» WHAT NEEDS TO BE DONE: Pick out the lines below that contain the string "criteria" and copy them all.

------ RECORDS PROVIDED

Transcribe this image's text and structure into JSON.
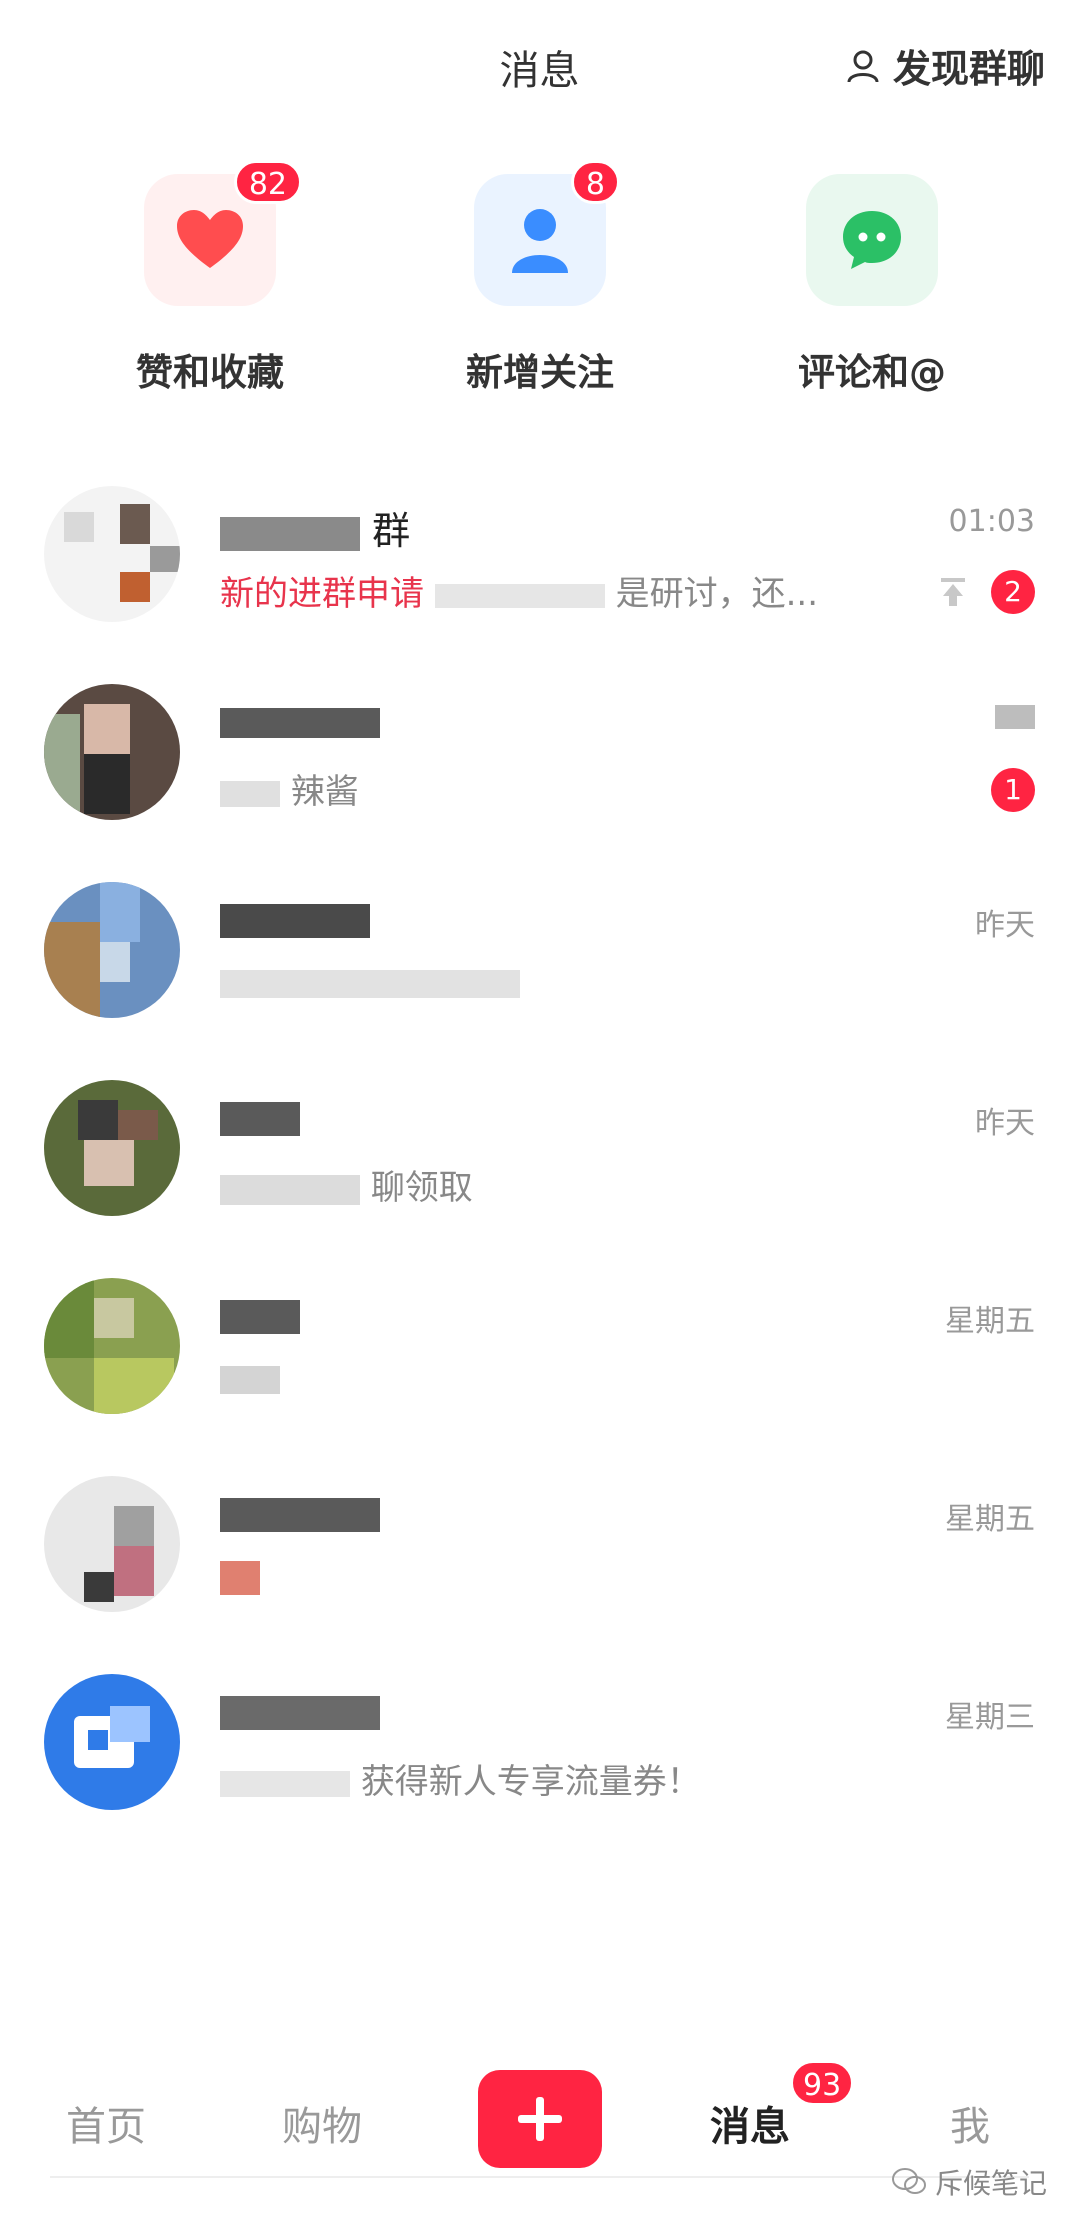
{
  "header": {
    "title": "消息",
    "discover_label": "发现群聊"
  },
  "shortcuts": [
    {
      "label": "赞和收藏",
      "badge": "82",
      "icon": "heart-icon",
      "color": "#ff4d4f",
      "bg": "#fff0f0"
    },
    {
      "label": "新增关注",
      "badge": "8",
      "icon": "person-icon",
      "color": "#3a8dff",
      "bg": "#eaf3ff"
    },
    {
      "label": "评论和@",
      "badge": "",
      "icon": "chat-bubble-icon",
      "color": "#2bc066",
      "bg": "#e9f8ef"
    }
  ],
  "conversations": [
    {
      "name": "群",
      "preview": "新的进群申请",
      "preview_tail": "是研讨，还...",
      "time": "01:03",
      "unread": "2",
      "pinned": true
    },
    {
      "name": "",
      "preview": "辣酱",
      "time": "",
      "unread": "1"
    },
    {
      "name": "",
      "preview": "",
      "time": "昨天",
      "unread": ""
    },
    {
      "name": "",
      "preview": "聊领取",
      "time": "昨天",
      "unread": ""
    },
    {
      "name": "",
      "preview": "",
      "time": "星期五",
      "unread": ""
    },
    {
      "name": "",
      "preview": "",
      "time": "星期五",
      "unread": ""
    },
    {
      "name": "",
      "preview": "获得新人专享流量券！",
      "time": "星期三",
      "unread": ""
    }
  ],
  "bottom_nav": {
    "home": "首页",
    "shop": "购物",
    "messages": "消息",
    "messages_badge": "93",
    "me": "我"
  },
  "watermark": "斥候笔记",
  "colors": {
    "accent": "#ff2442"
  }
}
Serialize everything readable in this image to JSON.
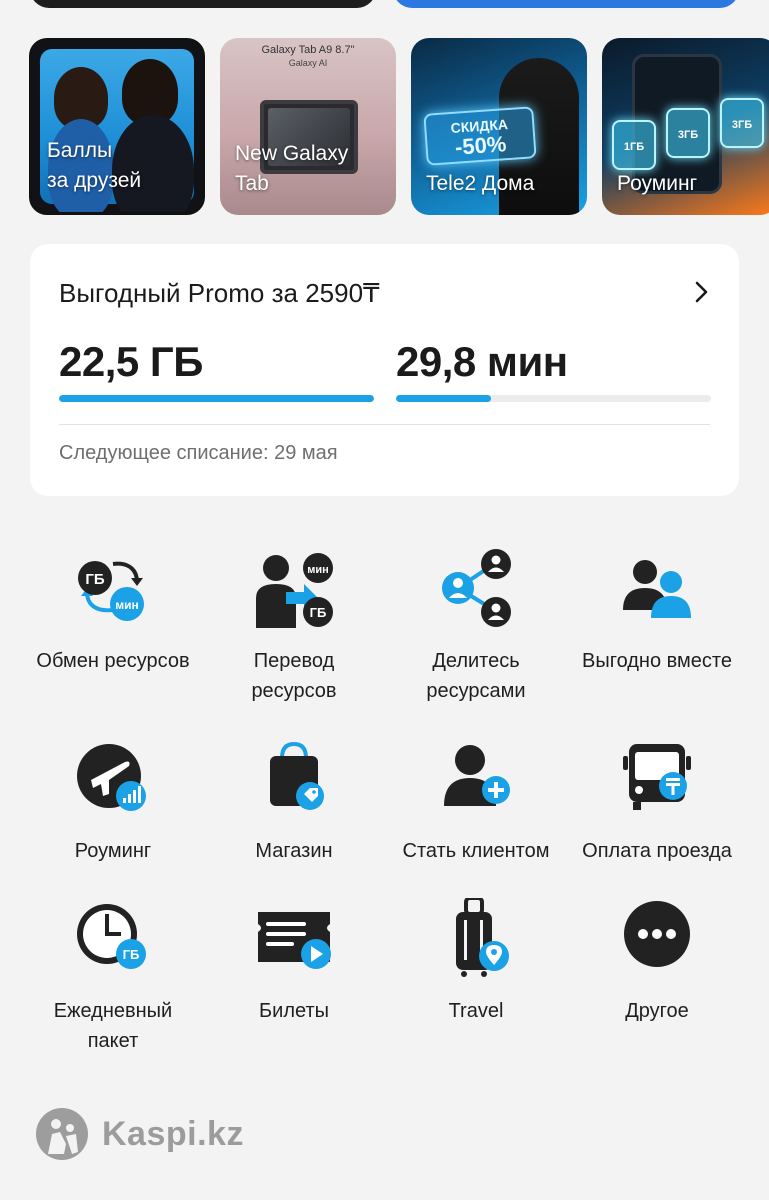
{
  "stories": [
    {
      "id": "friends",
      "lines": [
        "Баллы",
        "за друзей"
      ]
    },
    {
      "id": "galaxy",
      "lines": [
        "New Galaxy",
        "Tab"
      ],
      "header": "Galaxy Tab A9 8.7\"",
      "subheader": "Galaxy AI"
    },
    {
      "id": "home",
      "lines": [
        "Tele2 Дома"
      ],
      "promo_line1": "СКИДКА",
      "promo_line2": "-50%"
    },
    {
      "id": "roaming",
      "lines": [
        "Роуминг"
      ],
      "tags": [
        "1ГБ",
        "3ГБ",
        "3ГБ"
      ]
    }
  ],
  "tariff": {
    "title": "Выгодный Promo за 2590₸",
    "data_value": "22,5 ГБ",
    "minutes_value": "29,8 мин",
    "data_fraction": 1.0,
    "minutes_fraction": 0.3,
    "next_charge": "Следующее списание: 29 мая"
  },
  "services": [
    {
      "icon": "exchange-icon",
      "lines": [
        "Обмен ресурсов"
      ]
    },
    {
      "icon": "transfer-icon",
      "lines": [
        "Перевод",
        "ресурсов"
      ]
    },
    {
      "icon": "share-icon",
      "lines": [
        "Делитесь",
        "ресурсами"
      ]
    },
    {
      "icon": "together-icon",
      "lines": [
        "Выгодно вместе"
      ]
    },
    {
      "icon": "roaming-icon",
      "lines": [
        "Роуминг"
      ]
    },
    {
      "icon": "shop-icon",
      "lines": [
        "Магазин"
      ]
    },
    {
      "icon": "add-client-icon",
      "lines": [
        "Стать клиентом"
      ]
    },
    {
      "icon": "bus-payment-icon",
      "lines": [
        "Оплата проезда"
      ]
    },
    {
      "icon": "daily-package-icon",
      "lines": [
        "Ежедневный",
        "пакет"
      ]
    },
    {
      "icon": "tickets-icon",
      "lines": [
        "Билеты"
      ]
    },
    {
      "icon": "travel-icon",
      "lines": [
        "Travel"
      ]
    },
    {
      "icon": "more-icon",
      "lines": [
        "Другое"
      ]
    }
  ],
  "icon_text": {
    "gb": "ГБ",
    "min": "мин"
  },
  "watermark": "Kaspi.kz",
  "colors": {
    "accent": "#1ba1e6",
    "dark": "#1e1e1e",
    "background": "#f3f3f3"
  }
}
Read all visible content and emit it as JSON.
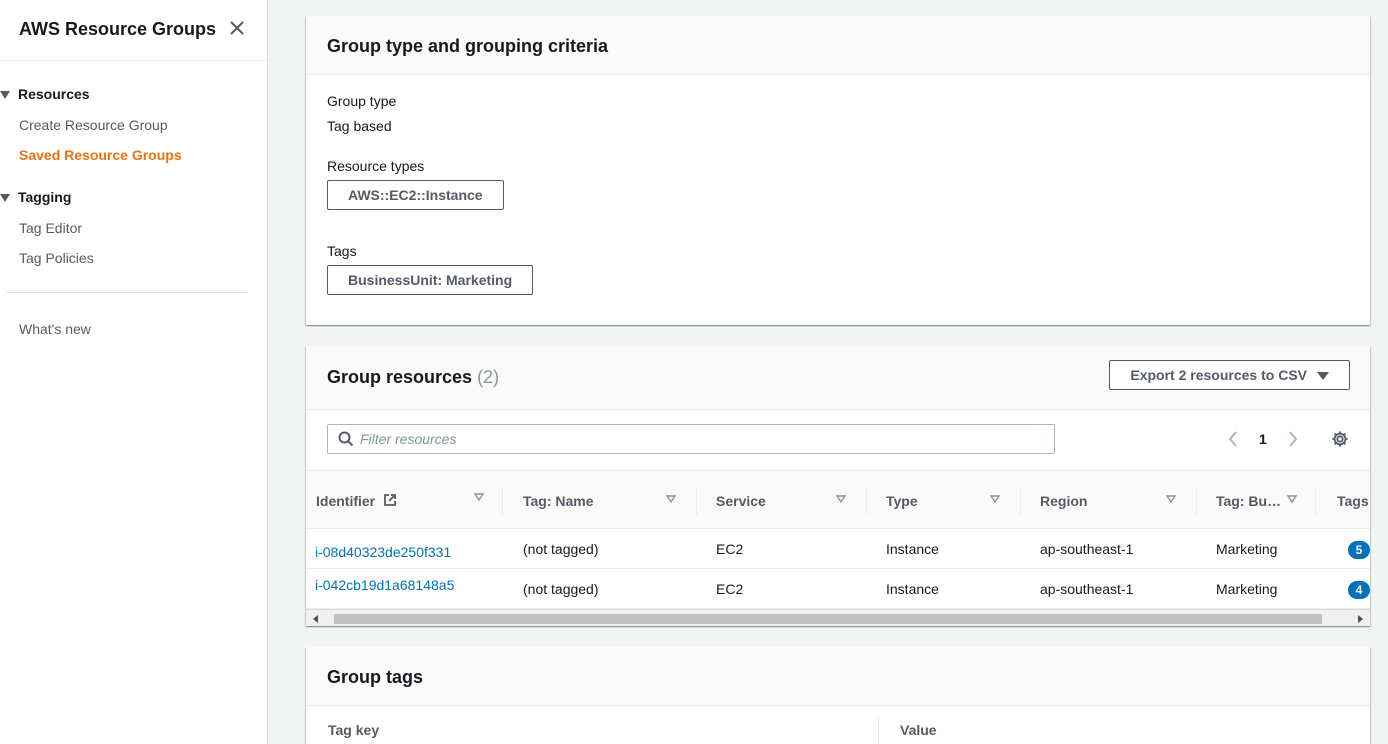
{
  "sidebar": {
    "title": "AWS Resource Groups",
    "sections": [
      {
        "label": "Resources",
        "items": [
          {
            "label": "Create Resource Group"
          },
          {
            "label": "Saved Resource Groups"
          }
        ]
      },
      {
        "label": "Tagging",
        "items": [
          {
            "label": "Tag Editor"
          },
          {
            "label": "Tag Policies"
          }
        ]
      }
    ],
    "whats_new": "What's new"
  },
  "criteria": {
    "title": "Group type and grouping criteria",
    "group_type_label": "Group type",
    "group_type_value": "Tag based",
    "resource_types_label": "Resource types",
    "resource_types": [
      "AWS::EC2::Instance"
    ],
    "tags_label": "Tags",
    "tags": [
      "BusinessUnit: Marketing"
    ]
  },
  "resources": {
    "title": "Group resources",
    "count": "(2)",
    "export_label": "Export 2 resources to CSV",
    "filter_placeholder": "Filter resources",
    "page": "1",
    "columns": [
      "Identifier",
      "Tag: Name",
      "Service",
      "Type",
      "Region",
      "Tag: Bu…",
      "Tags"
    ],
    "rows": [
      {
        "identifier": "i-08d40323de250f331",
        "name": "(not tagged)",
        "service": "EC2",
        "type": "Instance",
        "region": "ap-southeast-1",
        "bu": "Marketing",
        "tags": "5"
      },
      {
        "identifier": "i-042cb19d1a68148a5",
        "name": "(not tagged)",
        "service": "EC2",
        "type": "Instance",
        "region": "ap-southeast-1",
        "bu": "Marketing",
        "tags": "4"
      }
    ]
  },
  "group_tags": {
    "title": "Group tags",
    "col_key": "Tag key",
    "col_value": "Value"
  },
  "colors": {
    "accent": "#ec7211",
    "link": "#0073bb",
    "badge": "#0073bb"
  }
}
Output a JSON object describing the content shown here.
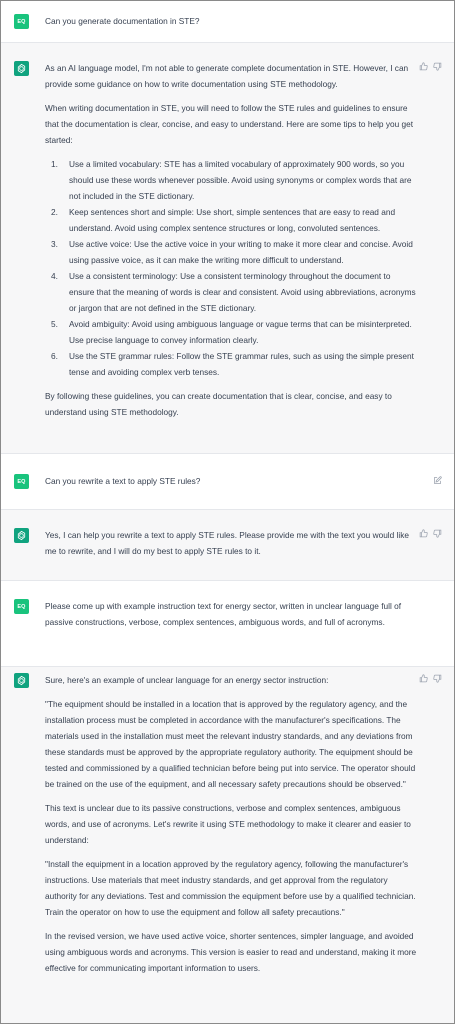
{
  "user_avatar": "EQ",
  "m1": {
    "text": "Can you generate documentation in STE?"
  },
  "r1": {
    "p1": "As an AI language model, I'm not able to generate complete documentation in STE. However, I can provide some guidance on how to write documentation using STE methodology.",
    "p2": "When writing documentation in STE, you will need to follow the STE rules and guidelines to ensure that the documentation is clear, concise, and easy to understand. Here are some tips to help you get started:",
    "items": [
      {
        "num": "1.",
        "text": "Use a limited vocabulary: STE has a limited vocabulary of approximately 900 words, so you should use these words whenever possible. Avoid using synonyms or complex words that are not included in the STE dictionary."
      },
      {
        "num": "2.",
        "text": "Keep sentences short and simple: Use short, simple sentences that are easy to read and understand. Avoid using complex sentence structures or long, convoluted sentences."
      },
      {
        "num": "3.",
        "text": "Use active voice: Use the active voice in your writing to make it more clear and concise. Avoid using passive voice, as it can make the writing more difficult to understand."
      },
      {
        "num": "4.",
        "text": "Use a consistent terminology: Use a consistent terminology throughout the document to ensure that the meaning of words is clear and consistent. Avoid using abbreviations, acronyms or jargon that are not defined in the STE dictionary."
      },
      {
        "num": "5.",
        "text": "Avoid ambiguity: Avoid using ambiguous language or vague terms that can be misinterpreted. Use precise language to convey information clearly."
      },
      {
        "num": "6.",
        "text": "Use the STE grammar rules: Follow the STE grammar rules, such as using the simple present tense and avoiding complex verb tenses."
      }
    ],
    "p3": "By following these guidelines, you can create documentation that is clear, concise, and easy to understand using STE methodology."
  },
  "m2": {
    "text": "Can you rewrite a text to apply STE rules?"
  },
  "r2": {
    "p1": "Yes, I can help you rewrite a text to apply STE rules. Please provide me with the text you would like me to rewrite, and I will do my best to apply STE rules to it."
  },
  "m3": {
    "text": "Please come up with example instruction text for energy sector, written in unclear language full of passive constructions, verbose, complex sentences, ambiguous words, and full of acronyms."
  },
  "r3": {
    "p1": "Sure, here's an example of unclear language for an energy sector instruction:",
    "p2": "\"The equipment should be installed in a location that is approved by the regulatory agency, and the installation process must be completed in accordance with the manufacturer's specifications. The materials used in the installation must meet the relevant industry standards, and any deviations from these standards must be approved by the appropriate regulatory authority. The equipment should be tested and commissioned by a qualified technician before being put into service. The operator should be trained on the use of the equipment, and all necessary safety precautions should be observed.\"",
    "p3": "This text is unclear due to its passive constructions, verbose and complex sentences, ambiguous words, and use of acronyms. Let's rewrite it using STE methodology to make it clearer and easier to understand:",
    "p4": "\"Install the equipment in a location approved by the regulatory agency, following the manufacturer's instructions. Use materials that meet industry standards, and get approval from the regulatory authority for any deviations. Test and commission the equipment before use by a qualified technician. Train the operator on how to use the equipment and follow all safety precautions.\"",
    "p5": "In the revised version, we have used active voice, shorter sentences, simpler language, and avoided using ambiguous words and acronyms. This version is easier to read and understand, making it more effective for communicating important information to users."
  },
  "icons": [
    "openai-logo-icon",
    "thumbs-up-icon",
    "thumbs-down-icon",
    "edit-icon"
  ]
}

------------

» EXERCISE RESULT:
  "criteria": {
    "title": "Group type and grouping criteria",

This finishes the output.